Associazione Culturale Satura




 
calendario eventi  :: 




13/11/2015

Sette mostre

Associazione Culturale Satura, Genova

Stefano Grondona in 'I quadri hanno gli occhi e mi rodono l'anima', Jacopo Mandich in 'Ibridazioni dinamiche', Carlo Merello in 'Reliquiari d'architettura', Carola Cunzolo in 'Enduring time', Roberta Signani in 'Variazioni sul tema', la retrospettiva su Vettor Pisani e Alessandro Mattia Mazzoleni in 'Le cerniere spazio-temporali. Omaggio ai Maestri Contemporanei'.


comunicato stampa

Stefano Grondona
I quadri hanno gli occhi e mi rodono l'anima

S’inaugura sabato 14 novembre 2015 alle ore 17:00 nelle suggestive sale di Palazzo Stella a Genova, la mostra “I quadri hanno gli occhi e mi rodono l’anima” di Stefano Grondona a cura di Mario Napoli. La mostra resterà aperta fino al 25 novembre 2015 con orario 15:30 – 19:00 dal martedì al sabato.

### Esercizi proposti
1. Trascrivi parola per parola il passo dell'articolo compreso tra "comunicato stampa" e "martedì al sabato.", estremi inclusi.
2. Secondo l'articolo, chi cura la mostra di Stefano Grondona a Palazzo Stella?

### Raccolta dati
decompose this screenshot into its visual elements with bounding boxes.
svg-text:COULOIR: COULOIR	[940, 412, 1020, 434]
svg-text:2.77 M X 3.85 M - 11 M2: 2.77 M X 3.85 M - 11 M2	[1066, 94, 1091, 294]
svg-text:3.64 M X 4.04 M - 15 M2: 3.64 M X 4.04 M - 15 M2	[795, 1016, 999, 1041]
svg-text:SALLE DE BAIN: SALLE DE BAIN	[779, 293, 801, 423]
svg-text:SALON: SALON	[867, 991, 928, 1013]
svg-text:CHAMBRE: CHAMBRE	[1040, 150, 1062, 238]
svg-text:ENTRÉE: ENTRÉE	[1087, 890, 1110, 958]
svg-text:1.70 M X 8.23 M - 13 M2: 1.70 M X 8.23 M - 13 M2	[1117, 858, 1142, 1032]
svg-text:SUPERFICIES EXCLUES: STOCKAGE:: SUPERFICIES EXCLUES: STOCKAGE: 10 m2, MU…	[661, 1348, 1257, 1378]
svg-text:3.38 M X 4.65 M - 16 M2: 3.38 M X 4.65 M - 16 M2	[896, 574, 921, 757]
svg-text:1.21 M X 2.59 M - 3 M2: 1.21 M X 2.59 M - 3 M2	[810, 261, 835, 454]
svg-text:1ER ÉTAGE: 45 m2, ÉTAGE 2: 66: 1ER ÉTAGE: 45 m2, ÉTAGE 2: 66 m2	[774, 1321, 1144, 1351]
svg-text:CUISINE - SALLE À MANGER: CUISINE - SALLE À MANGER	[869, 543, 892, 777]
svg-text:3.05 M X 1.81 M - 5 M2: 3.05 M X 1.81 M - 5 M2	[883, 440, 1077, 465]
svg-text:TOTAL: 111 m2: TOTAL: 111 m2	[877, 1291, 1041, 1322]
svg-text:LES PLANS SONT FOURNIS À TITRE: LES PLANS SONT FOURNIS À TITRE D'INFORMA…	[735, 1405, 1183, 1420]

### Risultati per esercizio
1.
comunicato stampa

Stefano Grondona
I quadri hanno gli occhi e mi rodono l'anima

S’inaugura sabato 14 novembre 2015 alle ore 17:00 nelle suggestive sale di Palazzo Stella a Genova, la mostra “I quadri hanno gli occhi e mi rodono l’anima” di Stefano Grondona a cura di Mario Napoli. La mostra resterà aperta fino al 25 novembre 2015 con orario 15:30 – 19:00 dal martedì al sabato.

2. Mario Napoli.